++++ Excerpted data
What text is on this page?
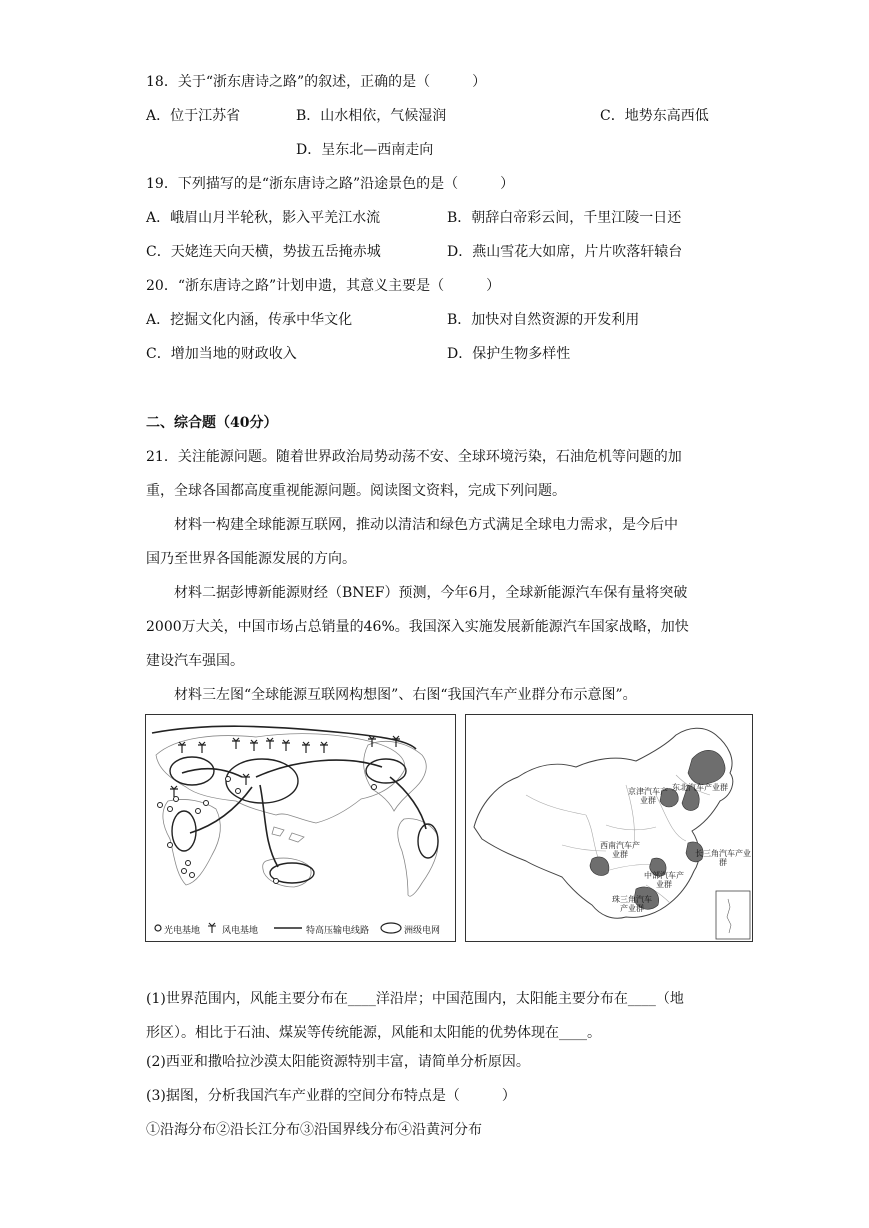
18．关于“浙东唐诗之路”的叙述，正确的是（　　　）
A．位于江苏省	B．山水相依，气候湿润	C．地势东高西低
D．呈东北—西南走向
19．下列描写的是“浙东唐诗之路”沿途景色的是（　　　）
A．峨眉山月半轮秋，影入平羌江水流	B．朝辞白帝彩云间，千里江陵一日还
C．天姥连天向天横，势拔五岳掩赤城	D．燕山雪花大如席，片片吹落轩辕台
20．“浙东唐诗之路”计划申遗，其意义主要是（　　　）
A．挖掘文化内涵，传承中华文化	B．加快对自然资源的开发利用
C．增加当地的财政收入	D．保护生物多样性
二、综合题（40分）
21．关注能源问题。随着世界政治局势动荡不安、全球环境污染，石油危机等问题的加
重，全球各国都高度重视能源问题。阅读图文资料，完成下列问题。
材料一构建全球能源互联网，推动以清洁和绿色方式满足全球电力需求，是今后中
国乃至世界各国能源发展的方向。
材料二据彭博新能源财经（BNEF）预测，今年6月，全球新能源汽车保有量将突破
2000万大关，中国市场占总销量的46%。我国深入实施发展新能源汽车国家战略，加快
建设汽车强国。
材料三左图“全球能源互联网构想图”、右图“我国汽车产业群分布示意图”。
光电基地 风电基地	特高压输电线路	洲级电网
东北汽车产业群
京津汽车产业群
西南汽车产业群	长三角汽车产业群
中部汽车产业群
珠三角汽车产业群
(1)世界范围内，风能主要分布在____洋沿岸；中国范围内，太阳能主要分布在____（地
形区）。相比于石油、煤炭等传统能源，风能和太阳能的优势体现在____。
(2)西亚和撒哈拉沙漠太阳能资源特别丰富，请简单分析原因。
(3)据图，分析我国汽车产业群的空间分布特点是（　　　）
①沿海分布②沿长江分布③沿国界线分布④沿黄河分布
++++++++
▶ Required work: Keep the pictures out and write out the records exactly.

▶ Exercise response:
What text is on this page?
18．关于“浙东唐诗之路”的叙述，正确的是（　　　）
A．位于江苏省	B．山水相依，气候湿润	C．地势东高西低
D．呈东北—西南走向
19．下列描写的是“浙东唐诗之路”沿途景色的是（　　　）
A．峨眉山月半轮秋，影入平羌江水流	B．朝辞白帝彩云间，千里江陵一日还
C．天姥连天向天横，势拔五岳掩赤城	D．燕山雪花大如席，片片吹落轩辕台
20．“浙东唐诗之路”计划申遗，其意义主要是（　　　）
A．挖掘文化内涵，传承中华文化	B．加快对自然资源的开发利用
C．增加当地的财政收入	D．保护生物多样性
二、综合题（40分）
21．关注能源问题。随着世界政治局势动荡不安、全球环境污染，石油危机等问题的加
重，全球各国都高度重视能源问题。阅读图文资料，完成下列问题。
材料一构建全球能源互联网，推动以清洁和绿色方式满足全球电力需求，是今后中
国乃至世界各国能源发展的方向。
材料二据彭博新能源财经（BNEF）预测，今年6月，全球新能源汽车保有量将突破
2000万大关，中国市场占总销量的46%。我国深入实施发展新能源汽车国家战略，加快
建设汽车强国。
材料三左图“全球能源互联网构想图”、右图“我国汽车产业群分布示意图”。
光电基地 风电基地	特高压输电线路	洲级电网
东北汽车产业群
京津汽车产业群
西南汽车产业群	长三角汽车产业群
中部汽车产业群
珠三角汽车产业群
(1)世界范围内，风能主要分布在____洋沿岸；中国范围内，太阳能主要分布在____（地
形区）。相比于石油、煤炭等传统能源，风能和太阳能的优势体现在____。
(2)西亚和撒哈拉沙漠太阳能资源特别丰富，请简单分析原因。
(3)据图，分析我国汽车产业群的空间分布特点是（　　　）
①沿海分布②沿长江分布③沿国界线分布④沿黄河分布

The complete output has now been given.